--- begin Exercise materials ---

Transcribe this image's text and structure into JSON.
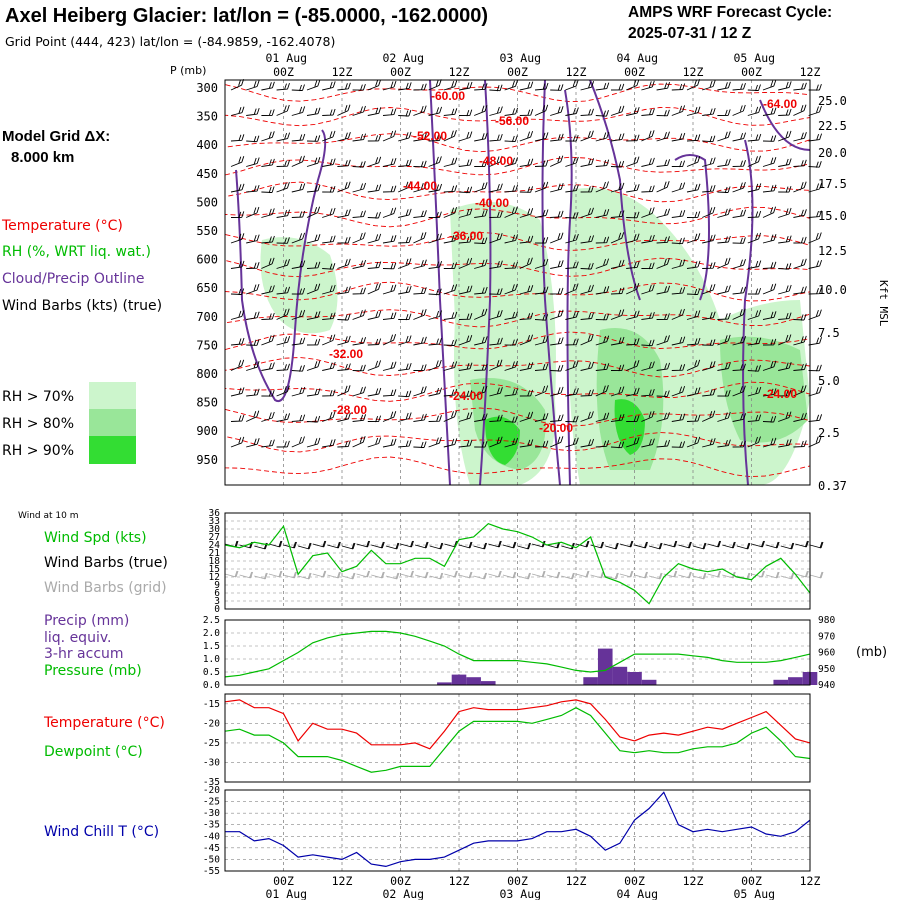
{
  "header": {
    "title": "Axel Heiberg Glacier:  lat/lon = (-85.0000, -162.0000)",
    "subtitle": "Grid Point (444, 423) lat/lon = (-84.9859, -162.4078)",
    "cycle_line1": "AMPS WRF Forecast Cycle:",
    "cycle_line2": "2025-07-31 / 12  Z"
  },
  "model_grid": {
    "line1": "Model Grid ΔX:",
    "line2": "8.000 km"
  },
  "legend_top": {
    "temperature": "Temperature (°C)",
    "rh": "RH (%, WRT liq. wat.)",
    "cloud": "Cloud/Precip Outline",
    "wind": "Wind Barbs (kts) (true)",
    "rh70": "RH > 70%",
    "rh80": "RH > 80%",
    "rh90": "RH > 90%"
  },
  "colors": {
    "temperature": "#ee0000",
    "rh70": "#ccf5cc",
    "rh80": "#99e699",
    "rh90": "#33dd33",
    "cloud": "#663399",
    "wind": "#000000",
    "wind_grid": "#aaaaaa",
    "wind_speed": "#00bb00",
    "precip": "#663399",
    "pressure": "#00bb00",
    "temp2m": "#ee0000",
    "dewpoint": "#00bb00",
    "windchill": "#0000aa"
  },
  "time_axis": {
    "top_hours": [
      "00Z",
      "12Z",
      "00Z",
      "12Z",
      "00Z",
      "12Z",
      "00Z",
      "12Z",
      "00Z",
      "12Z"
    ],
    "top_dates": [
      "01 Aug",
      "02 Aug",
      "03 Aug",
      "04 Aug",
      "05 Aug"
    ],
    "bottom_hours": [
      "00Z",
      "12Z",
      "00Z",
      "12Z",
      "00Z",
      "12Z",
      "00Z",
      "12Z",
      "00Z",
      "12Z"
    ],
    "bottom_dates": [
      "01 Aug",
      "02 Aug",
      "03 Aug",
      "04 Aug",
      "05 Aug"
    ]
  },
  "chart_data": [
    {
      "type": "contour",
      "ylabel": "P (mb)",
      "y2label": "Kft MSL",
      "pressure_ticks": [
        "300",
        "350",
        "400",
        "450",
        "500",
        "550",
        "600",
        "650",
        "700",
        "750",
        "800",
        "850",
        "900",
        "950"
      ],
      "height_ticks": [
        "25.0",
        "22.5",
        "20.0",
        "17.5",
        "15.0",
        "12.5",
        "10.0",
        "7.5",
        "5.0",
        "2.5",
        "0.37"
      ],
      "temperature_labels": [
        "-60.00",
        "-64.00",
        "-56.00",
        "-52.00",
        "-48.00",
        "-44.00",
        "-40.00",
        "-36.00",
        "-32.00",
        "-28.00",
        "-24.00",
        "-20.00",
        "-24.00"
      ]
    },
    {
      "type": "line",
      "title": "Wind at 10 m",
      "series_labels": [
        "Wind Spd (kts)",
        "Wind Barbs (true)",
        "Wind Barbs (grid)"
      ],
      "y_ticks": [
        "36",
        "33",
        "30",
        "27",
        "24",
        "21",
        "18",
        "15",
        "12",
        "9",
        "6",
        "3",
        "0"
      ],
      "ylim": [
        0,
        36
      ],
      "x_hours": [
        -12,
        -9,
        -6,
        -3,
        0,
        3,
        6,
        9,
        12,
        15,
        18,
        21,
        24,
        27,
        30,
        33,
        36,
        39,
        42,
        45,
        48,
        51,
        54,
        57,
        60,
        63,
        66,
        69,
        72,
        75,
        78,
        81,
        84,
        87,
        90,
        93,
        96,
        99,
        102,
        105,
        108
      ],
      "wind_speed": [
        24,
        23,
        25,
        24,
        31,
        13,
        20,
        21,
        14,
        16,
        22,
        17,
        17,
        19,
        19,
        16,
        26,
        27,
        32,
        30,
        29,
        27,
        24,
        25,
        23,
        27,
        12,
        10,
        7,
        2,
        12,
        17,
        15,
        14,
        15,
        12,
        11,
        16,
        19,
        13,
        6
      ]
    },
    {
      "type": "bar",
      "series_labels": [
        "Precip (mm)",
        "liq. equiv.",
        "3-hr accum",
        "Pressure (mb)"
      ],
      "y_ticks": [
        "2.5",
        "2.0",
        "1.5",
        "1.0",
        "0.5",
        "0.0"
      ],
      "ylim": [
        0,
        2.5
      ],
      "y2_ticks": [
        "980",
        "970",
        "960",
        "950",
        "940"
      ],
      "y2lim": [
        940,
        980
      ],
      "y2label": "(mb)",
      "x_hours": [
        -12,
        -9,
        -6,
        -3,
        0,
        3,
        6,
        9,
        12,
        15,
        18,
        21,
        24,
        27,
        30,
        33,
        36,
        39,
        42,
        45,
        48,
        51,
        54,
        57,
        60,
        63,
        66,
        69,
        72,
        75,
        78,
        81,
        84,
        87,
        90,
        93,
        96,
        99,
        102,
        105,
        108
      ],
      "precip": [
        0,
        0,
        0,
        0,
        0,
        0,
        0,
        0,
        0,
        0,
        0,
        0,
        0,
        0,
        0,
        0.1,
        0.4,
        0.3,
        0.15,
        0,
        0,
        0,
        0,
        0,
        0,
        0.3,
        1.4,
        0.7,
        0.5,
        0.2,
        0,
        0,
        0,
        0,
        0,
        0,
        0,
        0,
        0.2,
        0.3,
        0.5
      ],
      "pressure": [
        945,
        946,
        948,
        950,
        955,
        960,
        966,
        969,
        971,
        972,
        973,
        973,
        972,
        970,
        967,
        964,
        959,
        955,
        955,
        955,
        955,
        954,
        953,
        951,
        949,
        948,
        949,
        954,
        959,
        959,
        959,
        959,
        958,
        957,
        955,
        954,
        954,
        954,
        955,
        957,
        959
      ]
    },
    {
      "type": "line",
      "series_labels": [
        "Temperature (°C)",
        "Dewpoint (°C)"
      ],
      "y_ticks": [
        "-15",
        "-20",
        "-25",
        "-30",
        "-35"
      ],
      "ylim": [
        -35,
        -12.5
      ],
      "x_hours": [
        -12,
        -9,
        -6,
        -3,
        0,
        3,
        6,
        9,
        12,
        15,
        18,
        21,
        24,
        27,
        30,
        33,
        36,
        39,
        42,
        45,
        48,
        51,
        54,
        57,
        60,
        63,
        66,
        69,
        72,
        75,
        78,
        81,
        84,
        87,
        90,
        93,
        96,
        99,
        102,
        105,
        108
      ],
      "temperature": [
        -14.5,
        -14,
        -16,
        -16,
        -17.5,
        -24.5,
        -20,
        -21.5,
        -21.5,
        -22.5,
        -25.5,
        -25.5,
        -25.5,
        -25,
        -26.5,
        -22,
        -17,
        -16,
        -16.5,
        -16.5,
        -16.5,
        -16,
        -15.5,
        -14.5,
        -14,
        -15,
        -19,
        -23.5,
        -24.5,
        -23,
        -22.5,
        -23,
        -22,
        -21,
        -21.5,
        -20,
        -18.5,
        -17,
        -20.5,
        -24,
        -25
      ],
      "dewpoint": [
        -22,
        -21.5,
        -23,
        -23,
        -25,
        -28.5,
        -28.5,
        -28.5,
        -29.5,
        -31,
        -32.5,
        -32,
        -31,
        -31,
        -31,
        -26.5,
        -22,
        -19.5,
        -19.5,
        -19.5,
        -19.5,
        -20,
        -19,
        -18,
        -16,
        -18,
        -22.5,
        -27,
        -27.5,
        -27,
        -27.5,
        -27.5,
        -26.5,
        -26,
        -26,
        -25,
        -22.5,
        -21,
        -24.5,
        -28.5,
        -29
      ]
    },
    {
      "type": "line",
      "series_labels": [
        "Wind Chill T (°C)"
      ],
      "y_ticks": [
        "-20",
        "-25",
        "-30",
        "-35",
        "-40",
        "-45",
        "-50",
        "-55"
      ],
      "ylim": [
        -55,
        -20
      ],
      "x_hours": [
        -12,
        -9,
        -6,
        -3,
        0,
        3,
        6,
        9,
        12,
        15,
        18,
        21,
        24,
        27,
        30,
        33,
        36,
        39,
        42,
        45,
        48,
        51,
        54,
        57,
        60,
        63,
        66,
        69,
        72,
        75,
        78,
        81,
        84,
        87,
        90,
        93,
        96,
        99,
        102,
        105,
        108
      ],
      "wind_chill": [
        -38,
        -38,
        -42,
        -41,
        -44,
        -49,
        -48,
        -49,
        -50,
        -47,
        -52,
        -53,
        -51,
        -50,
        -50,
        -49,
        -46,
        -43,
        -42,
        -42,
        -42,
        -41,
        -38,
        -38,
        -37,
        -40,
        -46,
        -43,
        -33,
        -28,
        -21,
        -35,
        -38,
        -37,
        -38,
        -37,
        -36,
        -39,
        -40,
        -38,
        -33
      ]
    }
  ]
}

--- end Exercise materials ---

In the entries above, how many lines contain the word "cloud"? Answer with the number only.

→ Written reply: 2